■ Task objective
Read the material below and tally how many lines hold the word "entertainment", giving the number and nothing else.

■ Data rows
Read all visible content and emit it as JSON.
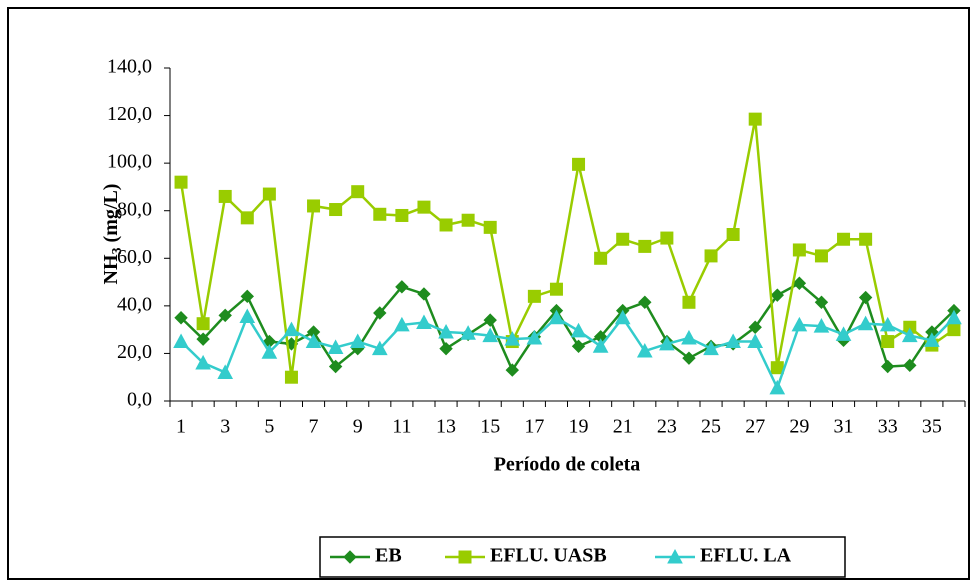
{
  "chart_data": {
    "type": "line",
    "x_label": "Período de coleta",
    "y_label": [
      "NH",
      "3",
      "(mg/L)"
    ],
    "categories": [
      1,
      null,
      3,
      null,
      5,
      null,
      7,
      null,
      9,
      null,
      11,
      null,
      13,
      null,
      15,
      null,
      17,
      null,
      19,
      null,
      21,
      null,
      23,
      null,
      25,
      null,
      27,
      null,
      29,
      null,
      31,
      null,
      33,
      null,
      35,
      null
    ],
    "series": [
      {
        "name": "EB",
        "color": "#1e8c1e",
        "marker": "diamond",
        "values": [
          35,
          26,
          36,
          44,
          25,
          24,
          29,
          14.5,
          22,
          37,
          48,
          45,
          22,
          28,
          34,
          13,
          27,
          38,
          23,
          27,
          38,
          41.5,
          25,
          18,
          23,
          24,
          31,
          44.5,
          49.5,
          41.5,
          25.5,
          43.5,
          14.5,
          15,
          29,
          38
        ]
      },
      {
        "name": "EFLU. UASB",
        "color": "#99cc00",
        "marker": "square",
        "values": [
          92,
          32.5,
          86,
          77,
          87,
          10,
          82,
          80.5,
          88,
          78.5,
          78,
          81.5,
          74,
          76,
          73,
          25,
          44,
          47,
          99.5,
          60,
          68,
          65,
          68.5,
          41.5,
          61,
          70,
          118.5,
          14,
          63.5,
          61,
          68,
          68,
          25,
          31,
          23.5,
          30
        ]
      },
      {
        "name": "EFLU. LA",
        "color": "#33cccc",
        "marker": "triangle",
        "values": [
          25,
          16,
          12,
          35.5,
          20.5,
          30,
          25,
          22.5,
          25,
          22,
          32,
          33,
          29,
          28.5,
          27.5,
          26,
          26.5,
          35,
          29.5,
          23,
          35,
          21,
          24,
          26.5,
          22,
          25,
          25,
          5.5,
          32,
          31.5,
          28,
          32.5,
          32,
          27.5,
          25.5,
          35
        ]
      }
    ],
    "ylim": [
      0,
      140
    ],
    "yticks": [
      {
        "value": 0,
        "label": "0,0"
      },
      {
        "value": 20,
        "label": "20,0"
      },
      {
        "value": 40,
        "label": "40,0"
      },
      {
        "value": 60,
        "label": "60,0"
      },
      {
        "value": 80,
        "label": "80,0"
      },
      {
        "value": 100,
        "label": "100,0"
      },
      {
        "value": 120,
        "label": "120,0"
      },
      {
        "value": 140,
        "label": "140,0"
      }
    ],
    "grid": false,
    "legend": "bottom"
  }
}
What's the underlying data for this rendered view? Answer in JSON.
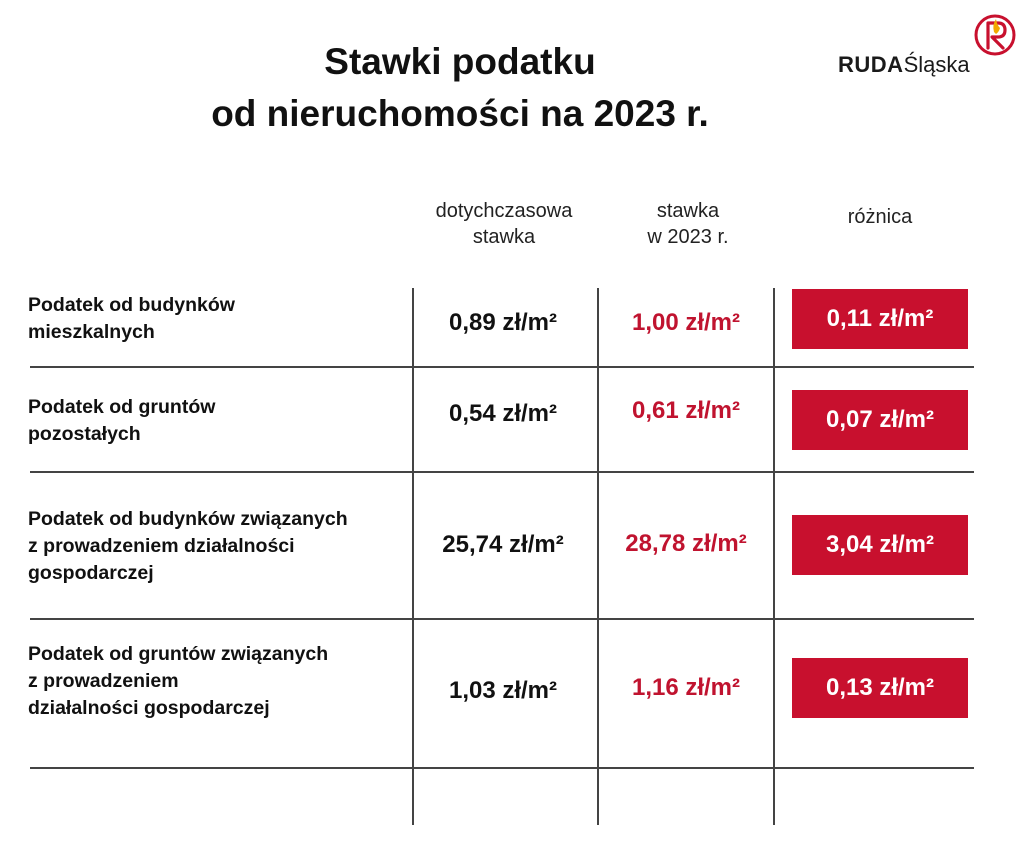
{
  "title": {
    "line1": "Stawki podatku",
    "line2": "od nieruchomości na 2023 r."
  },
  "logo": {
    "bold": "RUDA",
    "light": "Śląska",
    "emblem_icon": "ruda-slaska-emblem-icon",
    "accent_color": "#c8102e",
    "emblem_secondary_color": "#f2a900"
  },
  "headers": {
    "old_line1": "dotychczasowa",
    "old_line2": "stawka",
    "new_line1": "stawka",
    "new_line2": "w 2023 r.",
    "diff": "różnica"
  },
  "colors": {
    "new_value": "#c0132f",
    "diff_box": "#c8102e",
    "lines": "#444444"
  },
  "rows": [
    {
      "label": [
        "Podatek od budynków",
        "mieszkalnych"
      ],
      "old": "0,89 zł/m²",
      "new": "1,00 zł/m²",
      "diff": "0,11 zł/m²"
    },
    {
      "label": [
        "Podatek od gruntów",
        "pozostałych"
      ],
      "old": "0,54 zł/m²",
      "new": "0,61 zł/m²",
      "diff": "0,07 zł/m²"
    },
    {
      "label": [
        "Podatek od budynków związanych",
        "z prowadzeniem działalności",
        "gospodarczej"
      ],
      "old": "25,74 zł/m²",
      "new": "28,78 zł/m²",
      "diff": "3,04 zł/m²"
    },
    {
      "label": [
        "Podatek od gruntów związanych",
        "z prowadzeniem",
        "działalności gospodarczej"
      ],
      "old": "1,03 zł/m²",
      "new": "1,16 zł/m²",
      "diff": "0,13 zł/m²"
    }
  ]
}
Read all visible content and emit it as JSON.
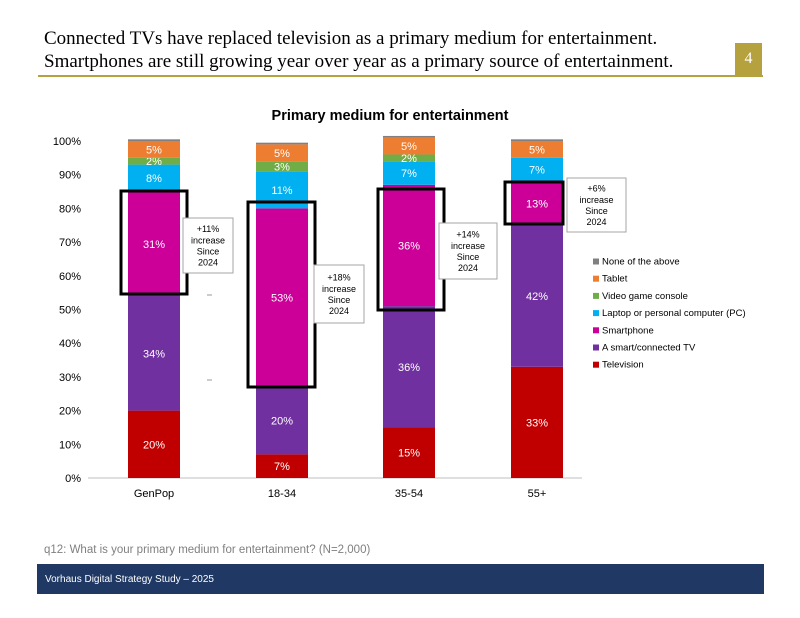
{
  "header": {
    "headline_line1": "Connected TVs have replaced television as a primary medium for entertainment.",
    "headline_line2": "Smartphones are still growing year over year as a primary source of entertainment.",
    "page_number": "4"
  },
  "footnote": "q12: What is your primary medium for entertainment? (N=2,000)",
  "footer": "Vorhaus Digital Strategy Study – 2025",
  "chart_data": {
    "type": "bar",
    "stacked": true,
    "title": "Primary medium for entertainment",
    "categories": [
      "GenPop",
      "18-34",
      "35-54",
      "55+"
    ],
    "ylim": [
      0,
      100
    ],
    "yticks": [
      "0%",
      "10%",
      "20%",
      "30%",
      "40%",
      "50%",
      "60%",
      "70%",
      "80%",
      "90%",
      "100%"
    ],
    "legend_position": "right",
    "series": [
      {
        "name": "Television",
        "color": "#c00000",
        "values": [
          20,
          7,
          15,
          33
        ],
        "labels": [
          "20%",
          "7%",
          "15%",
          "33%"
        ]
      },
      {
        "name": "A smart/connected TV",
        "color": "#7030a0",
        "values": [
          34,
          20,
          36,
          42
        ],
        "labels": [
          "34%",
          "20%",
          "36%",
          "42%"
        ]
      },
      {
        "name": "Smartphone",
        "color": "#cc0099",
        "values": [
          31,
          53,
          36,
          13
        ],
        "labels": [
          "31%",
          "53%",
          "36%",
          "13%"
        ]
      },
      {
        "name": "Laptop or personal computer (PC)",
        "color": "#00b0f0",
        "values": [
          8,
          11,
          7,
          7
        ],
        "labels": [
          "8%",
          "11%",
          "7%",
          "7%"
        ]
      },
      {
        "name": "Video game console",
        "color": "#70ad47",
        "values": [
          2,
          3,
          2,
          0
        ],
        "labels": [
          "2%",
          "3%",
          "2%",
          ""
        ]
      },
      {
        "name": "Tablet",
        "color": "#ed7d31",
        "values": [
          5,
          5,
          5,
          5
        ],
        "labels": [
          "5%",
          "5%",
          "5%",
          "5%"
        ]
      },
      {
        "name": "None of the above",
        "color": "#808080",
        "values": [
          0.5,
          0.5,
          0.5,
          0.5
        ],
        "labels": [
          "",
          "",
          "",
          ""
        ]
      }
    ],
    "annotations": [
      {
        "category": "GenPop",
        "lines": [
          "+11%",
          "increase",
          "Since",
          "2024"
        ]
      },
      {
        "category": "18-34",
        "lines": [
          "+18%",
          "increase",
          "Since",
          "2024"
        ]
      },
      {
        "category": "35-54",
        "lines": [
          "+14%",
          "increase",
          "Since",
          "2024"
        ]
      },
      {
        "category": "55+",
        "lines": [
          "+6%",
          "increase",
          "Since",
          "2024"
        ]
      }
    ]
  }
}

■ Answer to this task
4